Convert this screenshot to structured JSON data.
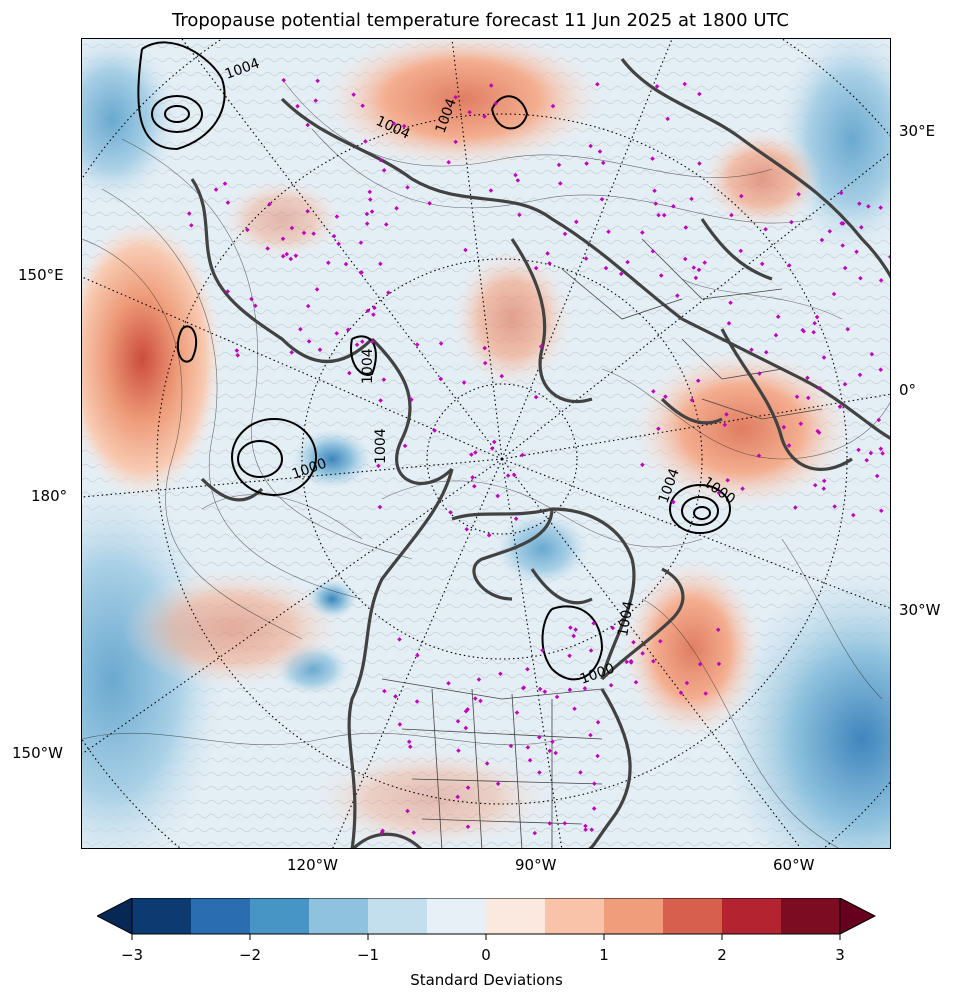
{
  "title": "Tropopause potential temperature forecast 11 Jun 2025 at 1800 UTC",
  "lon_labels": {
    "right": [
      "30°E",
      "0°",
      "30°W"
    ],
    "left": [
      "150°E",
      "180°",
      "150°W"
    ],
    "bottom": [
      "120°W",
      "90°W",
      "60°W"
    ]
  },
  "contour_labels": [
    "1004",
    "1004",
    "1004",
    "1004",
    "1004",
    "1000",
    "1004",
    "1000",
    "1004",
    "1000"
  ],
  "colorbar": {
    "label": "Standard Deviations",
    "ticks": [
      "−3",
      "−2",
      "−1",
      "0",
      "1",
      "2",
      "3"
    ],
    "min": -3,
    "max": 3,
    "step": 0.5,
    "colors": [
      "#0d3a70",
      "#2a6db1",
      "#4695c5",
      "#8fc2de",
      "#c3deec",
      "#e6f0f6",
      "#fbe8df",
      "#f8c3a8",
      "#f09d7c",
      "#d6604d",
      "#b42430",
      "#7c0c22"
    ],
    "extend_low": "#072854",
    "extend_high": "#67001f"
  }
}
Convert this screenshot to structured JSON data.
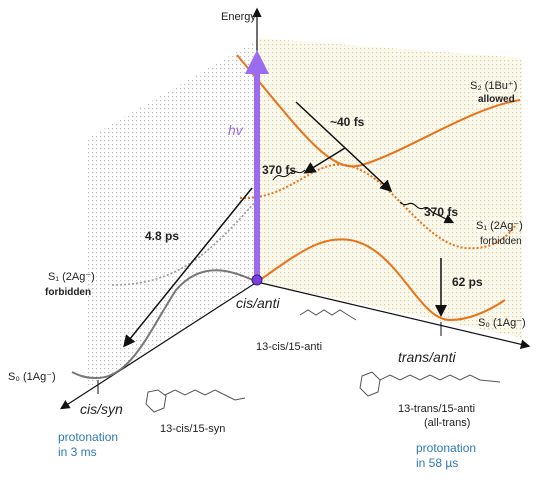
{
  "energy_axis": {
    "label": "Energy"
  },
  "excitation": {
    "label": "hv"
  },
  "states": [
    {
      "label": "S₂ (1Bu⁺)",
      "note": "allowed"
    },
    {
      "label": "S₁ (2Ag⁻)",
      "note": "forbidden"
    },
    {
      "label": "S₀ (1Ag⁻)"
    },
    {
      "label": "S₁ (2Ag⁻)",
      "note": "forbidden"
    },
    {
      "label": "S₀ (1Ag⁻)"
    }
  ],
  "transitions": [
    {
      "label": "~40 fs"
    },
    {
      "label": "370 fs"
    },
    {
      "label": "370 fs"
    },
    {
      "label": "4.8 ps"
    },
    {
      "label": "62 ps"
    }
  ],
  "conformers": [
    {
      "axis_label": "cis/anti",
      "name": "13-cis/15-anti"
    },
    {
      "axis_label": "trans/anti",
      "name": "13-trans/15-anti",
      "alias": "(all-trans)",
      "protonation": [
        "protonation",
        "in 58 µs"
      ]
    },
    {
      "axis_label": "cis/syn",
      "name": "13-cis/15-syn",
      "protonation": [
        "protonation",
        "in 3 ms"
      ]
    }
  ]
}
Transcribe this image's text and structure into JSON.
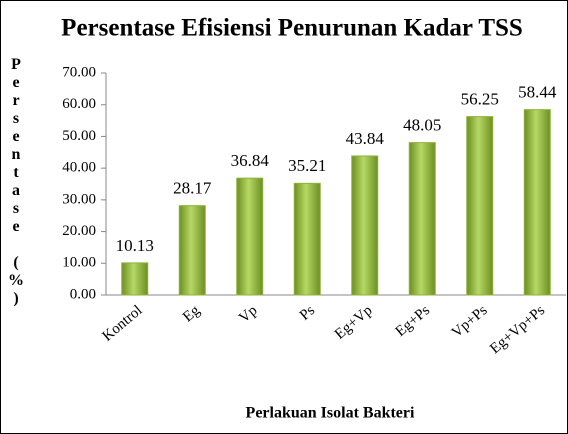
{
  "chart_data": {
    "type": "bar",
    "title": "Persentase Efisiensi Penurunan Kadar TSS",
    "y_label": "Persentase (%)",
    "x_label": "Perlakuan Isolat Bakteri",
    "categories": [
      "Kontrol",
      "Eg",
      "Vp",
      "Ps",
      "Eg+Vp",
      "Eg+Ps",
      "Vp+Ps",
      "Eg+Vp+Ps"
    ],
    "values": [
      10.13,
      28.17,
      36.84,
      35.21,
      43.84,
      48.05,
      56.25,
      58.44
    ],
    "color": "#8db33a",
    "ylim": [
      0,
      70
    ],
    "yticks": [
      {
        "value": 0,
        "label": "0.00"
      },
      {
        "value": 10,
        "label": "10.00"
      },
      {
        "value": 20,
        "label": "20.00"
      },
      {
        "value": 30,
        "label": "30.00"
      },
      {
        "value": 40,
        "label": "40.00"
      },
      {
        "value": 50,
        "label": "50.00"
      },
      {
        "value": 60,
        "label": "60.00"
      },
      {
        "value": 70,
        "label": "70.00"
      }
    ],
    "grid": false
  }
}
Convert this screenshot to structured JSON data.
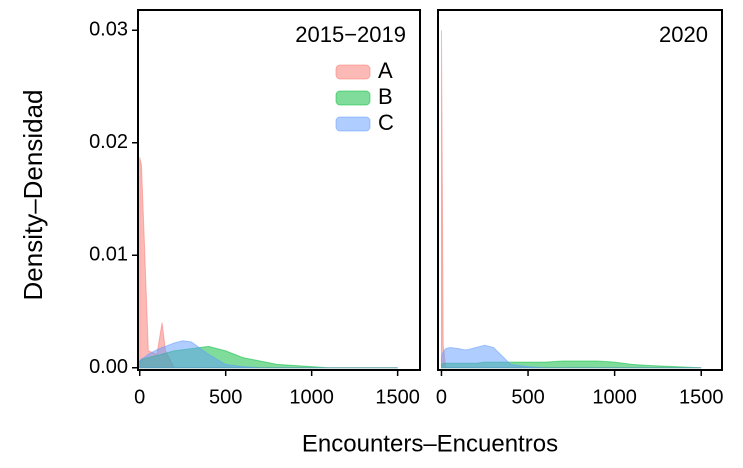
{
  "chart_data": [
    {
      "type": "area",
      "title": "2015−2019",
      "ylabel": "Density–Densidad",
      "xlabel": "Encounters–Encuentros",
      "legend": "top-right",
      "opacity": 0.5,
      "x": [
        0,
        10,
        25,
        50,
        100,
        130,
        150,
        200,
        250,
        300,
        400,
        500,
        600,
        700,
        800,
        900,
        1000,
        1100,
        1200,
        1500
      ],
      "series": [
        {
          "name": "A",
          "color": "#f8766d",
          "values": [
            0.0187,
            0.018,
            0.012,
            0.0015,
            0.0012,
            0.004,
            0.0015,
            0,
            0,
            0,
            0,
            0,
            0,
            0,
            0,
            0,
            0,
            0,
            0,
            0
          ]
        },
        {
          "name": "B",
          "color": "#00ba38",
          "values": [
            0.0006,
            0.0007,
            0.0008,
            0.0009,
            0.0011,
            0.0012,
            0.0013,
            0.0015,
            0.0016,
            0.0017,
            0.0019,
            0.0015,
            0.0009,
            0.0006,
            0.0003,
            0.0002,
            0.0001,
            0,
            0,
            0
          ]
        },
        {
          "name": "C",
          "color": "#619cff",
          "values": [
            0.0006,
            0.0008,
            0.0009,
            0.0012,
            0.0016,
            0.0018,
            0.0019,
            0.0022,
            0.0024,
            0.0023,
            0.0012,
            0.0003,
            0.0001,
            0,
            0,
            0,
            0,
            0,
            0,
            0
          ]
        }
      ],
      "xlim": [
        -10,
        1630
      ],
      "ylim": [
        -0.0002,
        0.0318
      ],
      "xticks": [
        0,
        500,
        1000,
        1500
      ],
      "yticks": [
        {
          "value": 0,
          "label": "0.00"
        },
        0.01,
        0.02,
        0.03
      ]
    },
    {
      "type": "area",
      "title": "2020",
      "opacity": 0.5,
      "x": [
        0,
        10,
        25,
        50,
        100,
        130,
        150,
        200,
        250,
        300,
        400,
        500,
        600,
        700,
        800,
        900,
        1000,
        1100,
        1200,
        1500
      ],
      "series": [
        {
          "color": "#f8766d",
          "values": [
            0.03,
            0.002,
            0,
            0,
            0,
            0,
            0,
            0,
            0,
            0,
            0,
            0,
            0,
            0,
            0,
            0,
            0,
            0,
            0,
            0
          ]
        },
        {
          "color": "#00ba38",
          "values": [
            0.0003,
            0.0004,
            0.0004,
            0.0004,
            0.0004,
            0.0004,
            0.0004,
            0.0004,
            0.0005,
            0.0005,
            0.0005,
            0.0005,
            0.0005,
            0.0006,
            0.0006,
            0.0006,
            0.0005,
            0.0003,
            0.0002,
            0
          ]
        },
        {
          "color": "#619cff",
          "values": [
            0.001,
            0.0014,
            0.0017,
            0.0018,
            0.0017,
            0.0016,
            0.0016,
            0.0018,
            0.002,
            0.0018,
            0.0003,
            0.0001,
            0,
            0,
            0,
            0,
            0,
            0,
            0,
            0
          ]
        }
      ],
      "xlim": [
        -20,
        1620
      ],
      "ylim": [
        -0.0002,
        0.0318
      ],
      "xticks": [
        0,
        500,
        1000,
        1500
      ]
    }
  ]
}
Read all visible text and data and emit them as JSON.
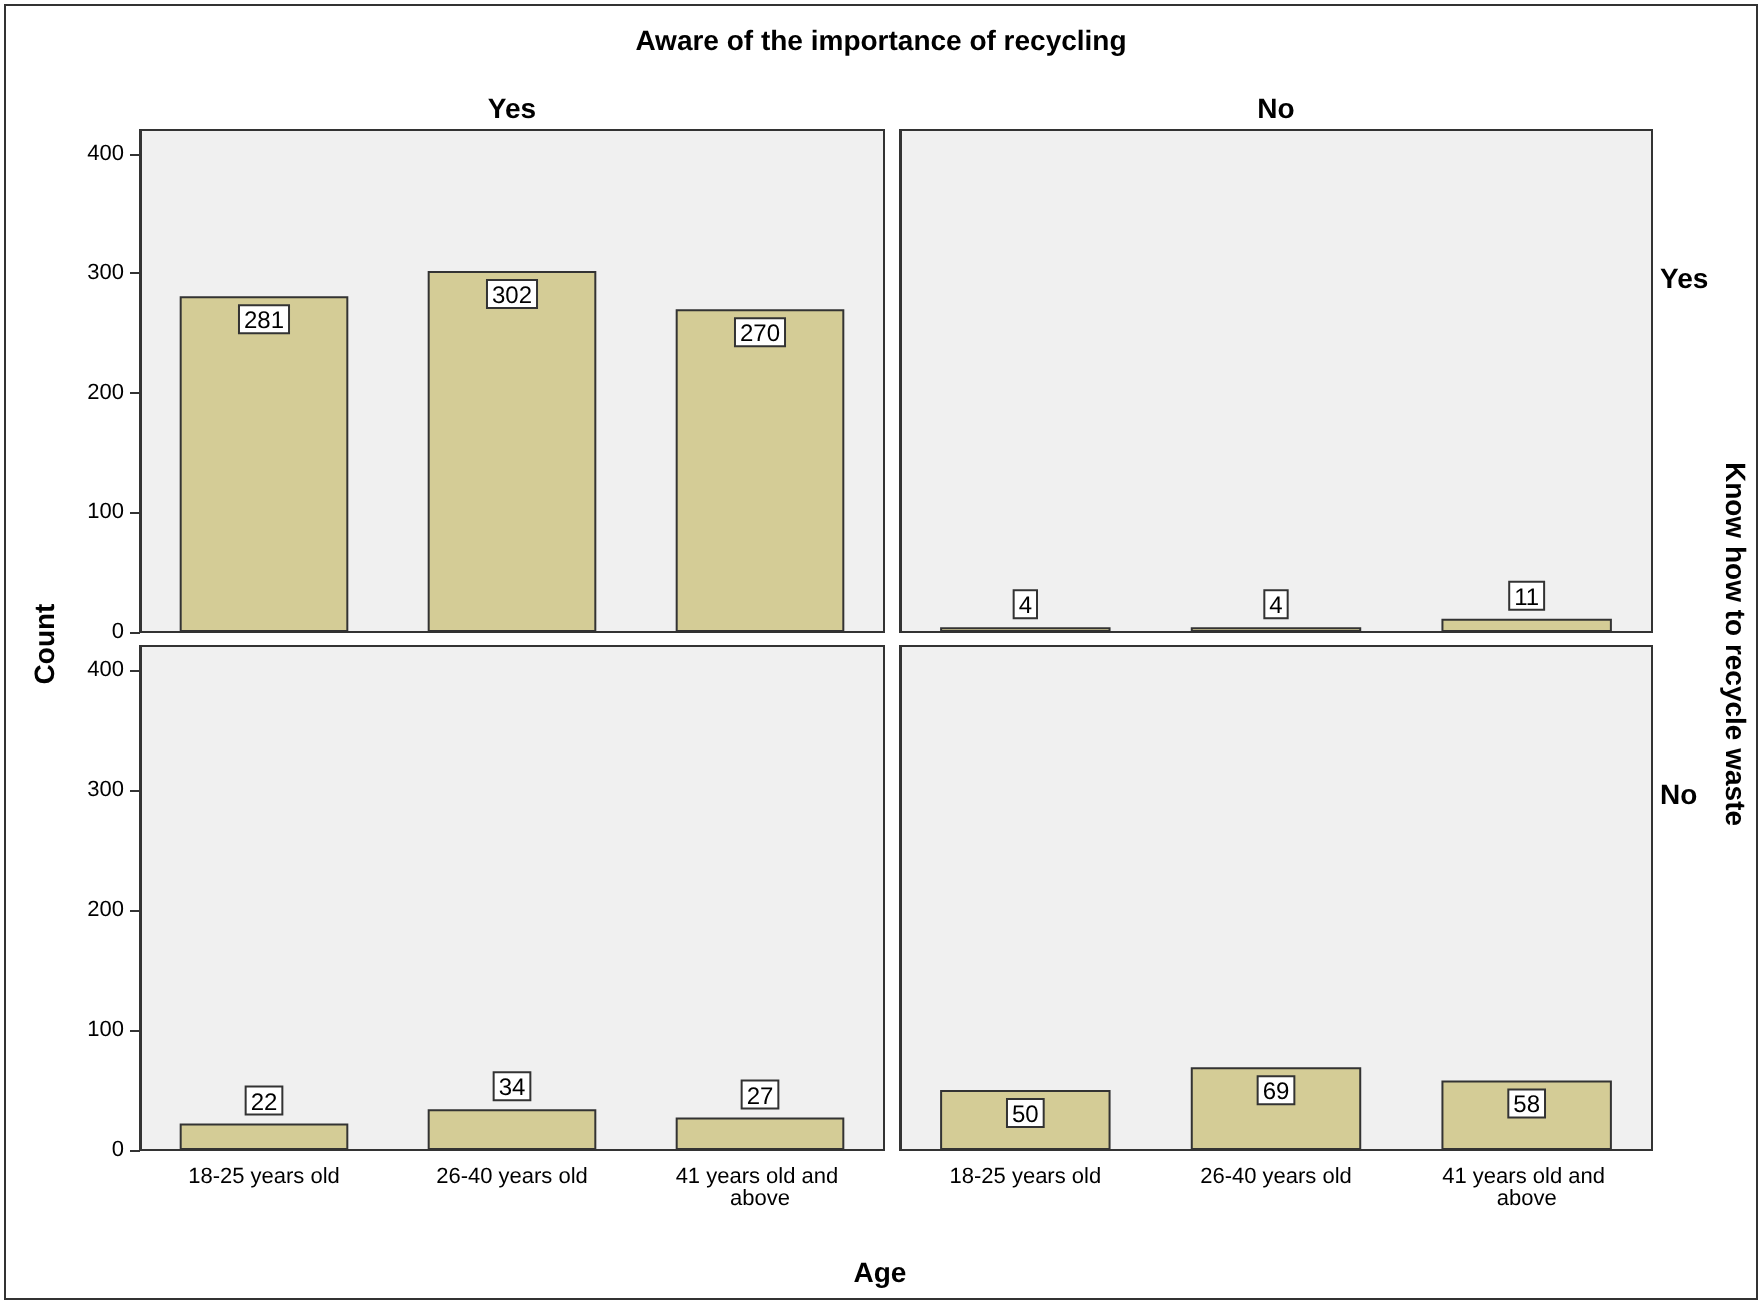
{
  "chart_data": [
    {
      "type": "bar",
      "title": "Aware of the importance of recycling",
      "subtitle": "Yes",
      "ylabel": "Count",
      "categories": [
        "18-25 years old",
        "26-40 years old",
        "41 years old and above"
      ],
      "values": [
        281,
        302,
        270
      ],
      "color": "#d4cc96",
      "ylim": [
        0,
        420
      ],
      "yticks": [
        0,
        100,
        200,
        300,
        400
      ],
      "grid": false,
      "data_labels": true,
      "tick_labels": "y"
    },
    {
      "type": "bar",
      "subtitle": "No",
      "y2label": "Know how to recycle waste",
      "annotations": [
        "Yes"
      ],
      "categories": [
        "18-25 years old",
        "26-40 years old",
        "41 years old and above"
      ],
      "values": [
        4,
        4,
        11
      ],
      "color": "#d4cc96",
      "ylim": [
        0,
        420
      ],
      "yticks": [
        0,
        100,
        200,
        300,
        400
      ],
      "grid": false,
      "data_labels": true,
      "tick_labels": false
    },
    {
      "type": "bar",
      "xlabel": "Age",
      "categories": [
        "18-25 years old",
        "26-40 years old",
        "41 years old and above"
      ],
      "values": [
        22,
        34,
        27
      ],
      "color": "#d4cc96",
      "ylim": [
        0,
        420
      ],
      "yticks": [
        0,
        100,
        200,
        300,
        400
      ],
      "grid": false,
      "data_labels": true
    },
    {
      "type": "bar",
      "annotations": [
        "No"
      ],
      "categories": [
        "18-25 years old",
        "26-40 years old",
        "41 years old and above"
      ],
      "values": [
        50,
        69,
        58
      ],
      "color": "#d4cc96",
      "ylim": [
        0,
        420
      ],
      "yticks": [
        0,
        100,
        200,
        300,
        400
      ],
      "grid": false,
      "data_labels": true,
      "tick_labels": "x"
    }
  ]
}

> [Task to complete] Show the lines from the data above that contain the string "name".

> [Written response]
      "name": "13-cis/15-anti"
      "name": "13-trans/15-anti",
      "name": "13-cis/15-syn",
          "name": "A",
          "name": "B",
          "name": "C",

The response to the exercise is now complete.